• Exercise requirements:
Return all the entries exactly, keeping pictures out.

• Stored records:

········

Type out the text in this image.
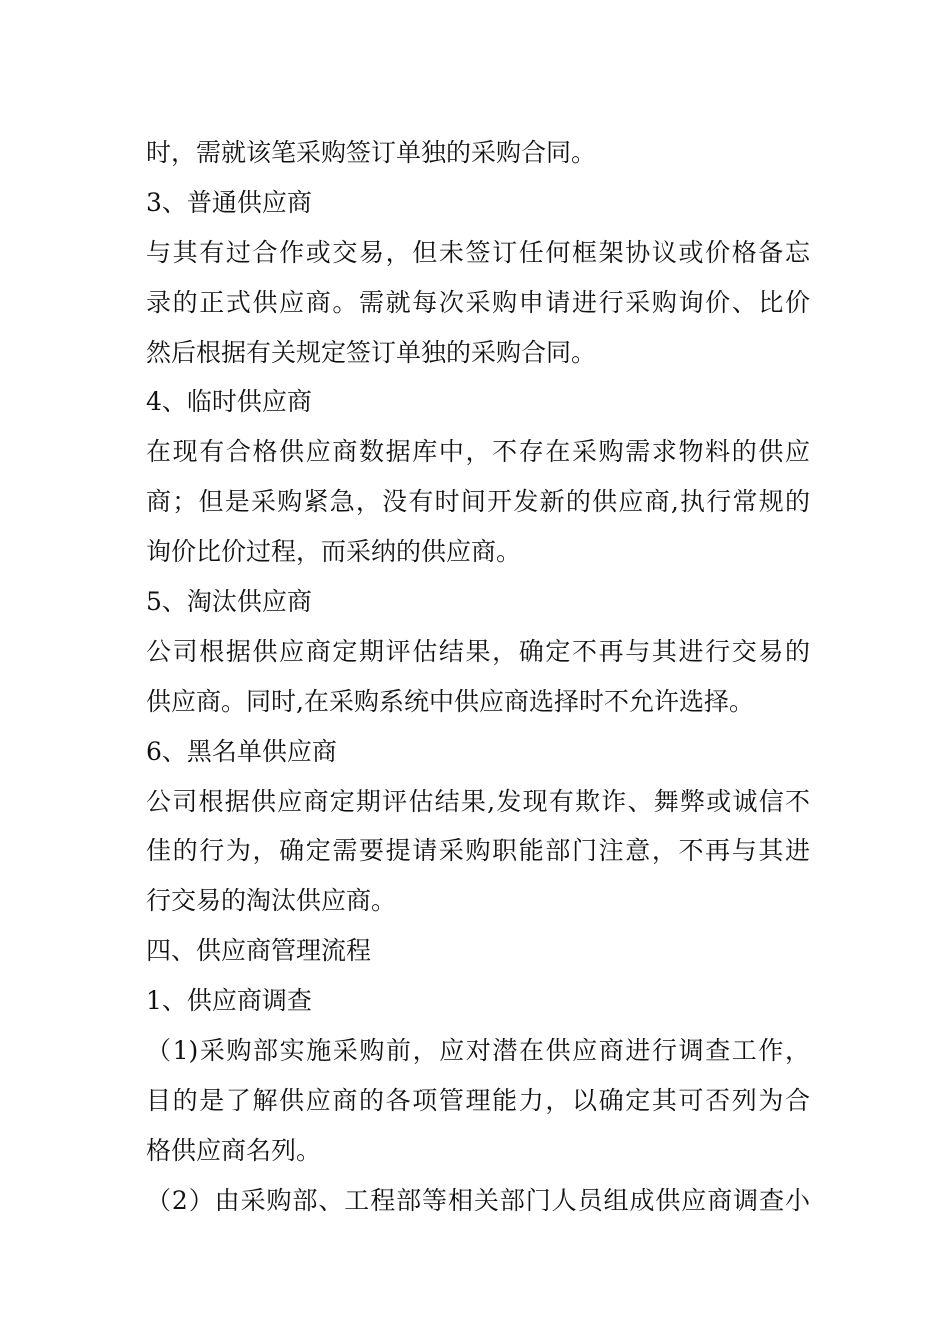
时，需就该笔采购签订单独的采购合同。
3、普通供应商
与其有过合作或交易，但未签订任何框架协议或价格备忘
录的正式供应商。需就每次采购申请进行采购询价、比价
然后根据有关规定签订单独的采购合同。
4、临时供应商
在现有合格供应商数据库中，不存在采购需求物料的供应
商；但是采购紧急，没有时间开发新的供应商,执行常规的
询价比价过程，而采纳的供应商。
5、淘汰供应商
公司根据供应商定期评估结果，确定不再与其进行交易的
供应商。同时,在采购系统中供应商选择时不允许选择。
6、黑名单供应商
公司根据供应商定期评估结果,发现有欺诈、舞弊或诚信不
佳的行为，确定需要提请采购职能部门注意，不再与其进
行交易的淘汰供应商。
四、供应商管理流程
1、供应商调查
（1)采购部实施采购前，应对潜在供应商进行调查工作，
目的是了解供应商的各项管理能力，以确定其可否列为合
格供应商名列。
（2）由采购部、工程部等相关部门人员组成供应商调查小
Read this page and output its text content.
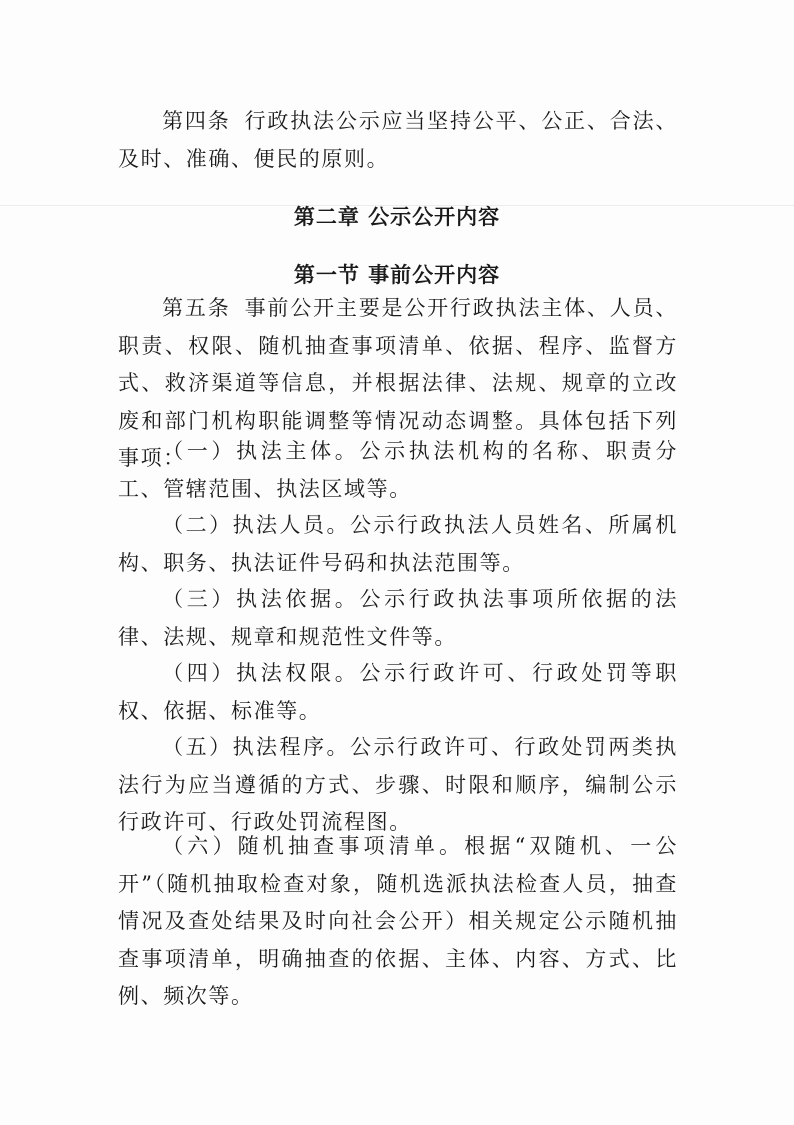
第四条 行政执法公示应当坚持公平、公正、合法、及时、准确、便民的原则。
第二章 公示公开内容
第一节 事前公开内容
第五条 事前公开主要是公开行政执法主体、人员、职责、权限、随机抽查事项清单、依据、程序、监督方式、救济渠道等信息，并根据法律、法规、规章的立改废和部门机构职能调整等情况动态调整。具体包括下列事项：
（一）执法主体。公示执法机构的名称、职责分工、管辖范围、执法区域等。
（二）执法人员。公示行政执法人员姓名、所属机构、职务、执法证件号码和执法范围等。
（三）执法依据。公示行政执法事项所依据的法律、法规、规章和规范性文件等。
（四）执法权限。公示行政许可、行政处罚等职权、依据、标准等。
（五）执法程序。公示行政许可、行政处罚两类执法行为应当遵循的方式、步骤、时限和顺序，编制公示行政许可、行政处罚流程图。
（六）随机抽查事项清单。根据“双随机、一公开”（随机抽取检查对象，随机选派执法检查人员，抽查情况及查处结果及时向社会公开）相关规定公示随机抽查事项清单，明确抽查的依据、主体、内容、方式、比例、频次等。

········

• Written response:
Type out the text in this image.
时，需就该笔采购签订单独的采购合同。
3、普通供应商
与其有过合作或交易，但未签订任何框架协议或价格备忘
录的正式供应商。需就每次采购申请进行采购询价、比价
然后根据有关规定签订单独的采购合同。
4、临时供应商
在现有合格供应商数据库中，不存在采购需求物料的供应
商；但是采购紧急，没有时间开发新的供应商,执行常规的
询价比价过程，而采纳的供应商。
5、淘汰供应商
公司根据供应商定期评估结果，确定不再与其进行交易的
供应商。同时,在采购系统中供应商选择时不允许选择。
6、黑名单供应商
公司根据供应商定期评估结果,发现有欺诈、舞弊或诚信不
佳的行为，确定需要提请采购职能部门注意，不再与其进
行交易的淘汰供应商。
四、供应商管理流程
1、供应商调查
（1)采购部实施采购前，应对潜在供应商进行调查工作，
目的是了解供应商的各项管理能力，以确定其可否列为合
格供应商名列。
（2）由采购部、工程部等相关部门人员组成供应商调查小
Read this page and output its text content.
第四条 行政执法公示应当坚持公平、公正、合法、及时、准确、便民的原则。
第二章 公示公开内容
第一节 事前公开内容
第五条 事前公开主要是公开行政执法主体、人员、职责、权限、随机抽查事项清单、依据、程序、监督方式、救济渠道等信息，并根据法律、法规、规章的立改废和部门机构职能调整等情况动态调整。具体包括下列事项：
（一）执法主体。公示执法机构的名称、职责分工、管辖范围、执法区域等。
（二）执法人员。公示行政执法人员姓名、所属机构、职务、执法证件号码和执法范围等。
（三）执法依据。公示行政执法事项所依据的法律、法规、规章和规范性文件等。
（四）执法权限。公示行政许可、行政处罚等职权、依据、标准等。
（五）执法程序。公示行政许可、行政处罚两类执法行为应当遵循的方式、步骤、时限和顺序，编制公示行政许可、行政处罚流程图。
（六）随机抽查事项清单。根据“双随机、一公开”（随机抽取检查对象，随机选派执法检查人员，抽查情况及查处结果及时向社会公开）相关规定公示随机抽查事项清单，明确抽查的依据、主体、内容、方式、比例、频次等。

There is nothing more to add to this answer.